### Written problem
Filter the entries below, keeping every line that has the word "personnes".

### Data entries
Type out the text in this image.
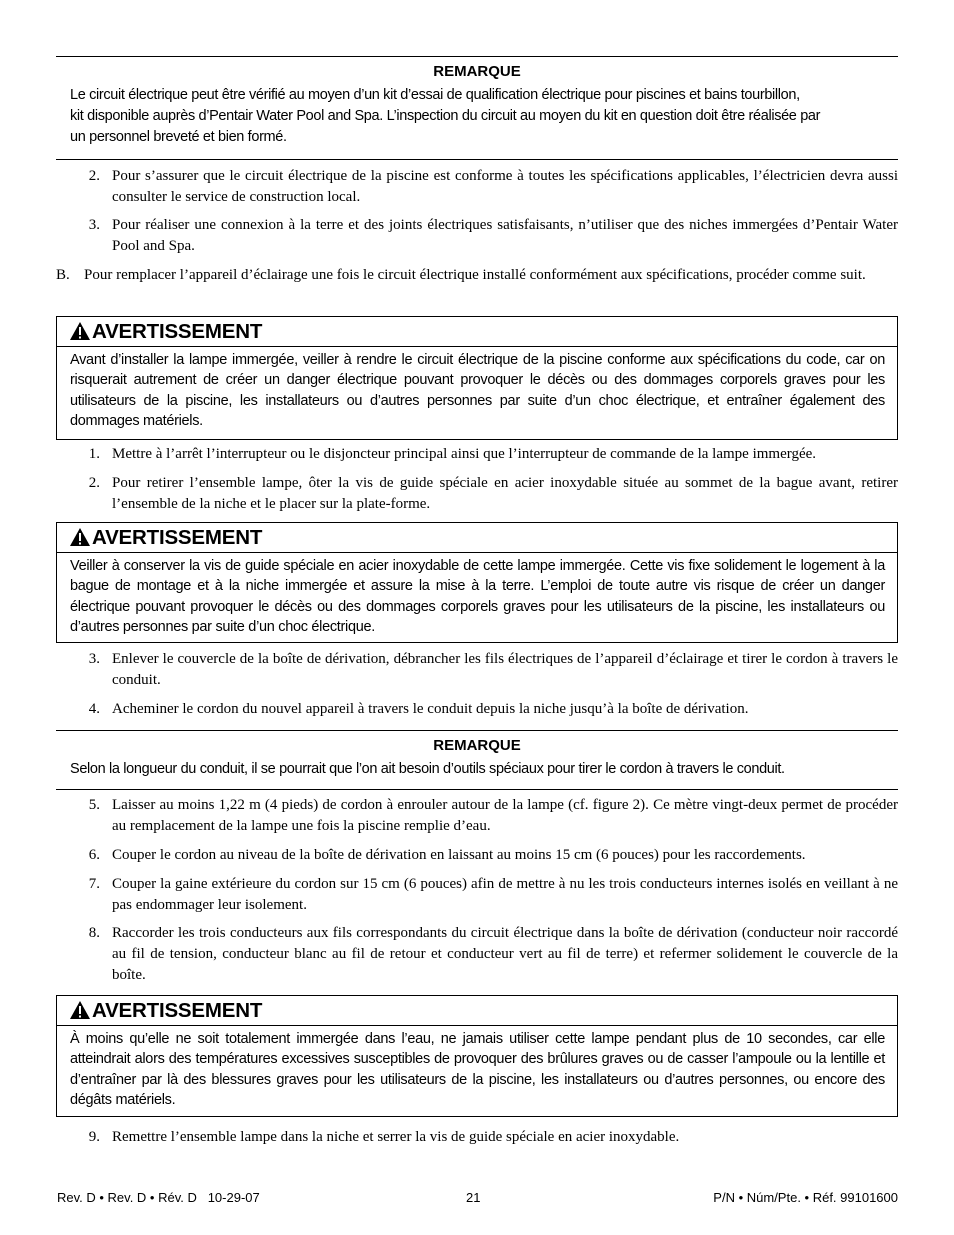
REMARQUE
Le circuit électrique peut être vérifié au moyen d’un kit d’essai de qualification électrique pour piscines et bains tourbillon,
kit disponible auprès d’Pentair Water Pool and Spa. L’inspection du circuit au moyen du kit en question doit être réalisée par
un personnel breveté et bien formé.
2. Pour s’assurer que le circuit électrique de la piscine est conforme à toutes les spécifications applicables, l’électricien devra aussi consulter le service de construction local.
3. Pour réaliser une connexion à la terre et des joints électriques satisfaisants, n’utiliser que des niches immergées d’Pentair Water Pool and Spa.
B. Pour remplacer l’appareil d’éclairage une fois le circuit électrique installé conformément aux spécifications, procéder comme suit.
AVERTISSEMENT
Avant d’installer la lampe immergée, veiller à rendre le circuit électrique de la piscine conforme aux spécifications du code, car on risquerait autrement de créer un danger électrique pouvant provoquer le décès ou des dommages corporels graves pour les utilisateurs de la piscine, les installateurs ou d’autres personnes par suite d’un choc électrique, et entraîner également des dommages matériels.
1. Mettre à l’arrêt l’interrupteur ou le disjoncteur principal ainsi que l’interrupteur de commande de la lampe immergée.
2. Pour retirer l’ensemble lampe, ôter la vis de guide spéciale en acier inoxydable située au sommet de la bague avant, retirer l’ensemble de la niche et le placer sur la plate-forme.
AVERTISSEMENT
Veiller à conserver la vis de guide spéciale en acier inoxydable de cette lampe immergée. Cette vis fixe solidement le logement à la bague de montage et à la niche immergée et assure la mise à la terre. L’emploi de toute autre vis risque de créer un danger électrique pouvant provoquer le décès ou des dommages corporels graves pour les utilisateurs de la piscine, les installateurs ou d’autres personnes par suite d’un choc électrique.
3. Enlever le couvercle de la boîte de dérivation, débrancher les fils électriques de l’appareil d’éclairage et tirer le cordon à travers le conduit.
4. Acheminer le cordon du nouvel appareil à travers le conduit depuis la niche jusqu’à la boîte de dérivation.
REMARQUE
Selon la longueur du conduit, il se pourrait que l’on ait besoin d’outils spéciaux pour tirer le cordon à travers le conduit.
5. Laisser au moins 1,22 m (4 pieds) de cordon à enrouler autour de la lampe (cf. figure 2). Ce mètre vingt-deux permet de procéder au remplacement de la lampe une fois la piscine remplie d’eau.
6. Couper le cordon au niveau de la boîte de dérivation en laissant au moins 15 cm (6 pouces) pour les raccordements.
7. Couper la gaine extérieure du cordon sur 15 cm (6 pouces) afin de mettre à nu les trois conducteurs internes isolés en veillant à ne pas endommager leur isolement.
8. Raccorder les trois conducteurs aux fils correspondants du circuit électrique dans la boîte de dérivation (conducteur noir raccordé au fil de tension, conducteur blanc au fil de retour et conducteur vert au fil de terre) et refermer solidement le couvercle de la boîte.
AVERTISSEMENT
À moins qu’elle ne soit totalement immergée dans l’eau, ne jamais utiliser cette lampe pendant plus de 10 secondes, car elle atteindrait alors des températures excessives susceptibles de provoquer des brûlures graves ou de casser l’ampoule ou la lentille et d’entraîner par là des blessures graves pour les utilisateurs de la piscine, les installateurs ou d’autres personnes, ou encore des dégâts matériels.
9. Remettre l’ensemble lampe dans la niche et serrer la vis de guide spéciale en acier inoxydable.
Rev. D • Rev. D • Rév. D 10-29-07	21	P/N • Núm/Pte. • Réf. 99101600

### Exercise result
Avant d’installer la lampe immergée, veiller à rendre le circuit électrique de la piscine conforme aux spécifications du code, car on risquerait autrement de créer un danger électrique pouvant provoquer le décès ou des dommages corporels graves pour les utilisateurs de la piscine, les installateurs ou d’autres personnes par suite d’un choc électrique, et entraîner également des dommages matériels.
Veiller à conserver la vis de guide spéciale en acier inoxydable de cette lampe immergée. Cette vis fixe solidement le logement à la bague de montage et à la niche immergée et assure la mise à la terre. L’emploi de toute autre vis risque de créer un danger électrique pouvant provoquer le décès ou des dommages corporels graves pour les utilisateurs de la piscine, les installateurs ou d’autres personnes par suite d’un choc électrique.
À moins qu’elle ne soit totalement immergée dans l’eau, ne jamais utiliser cette lampe pendant plus de 10 secondes, car elle atteindrait alors des températures excessives susceptibles de provoquer des brûlures graves ou de casser l’ampoule ou la lentille et d’entraîner par là des blessures graves pour les utilisateurs de la piscine, les installateurs ou d’autres personnes, ou encore des dégâts matériels.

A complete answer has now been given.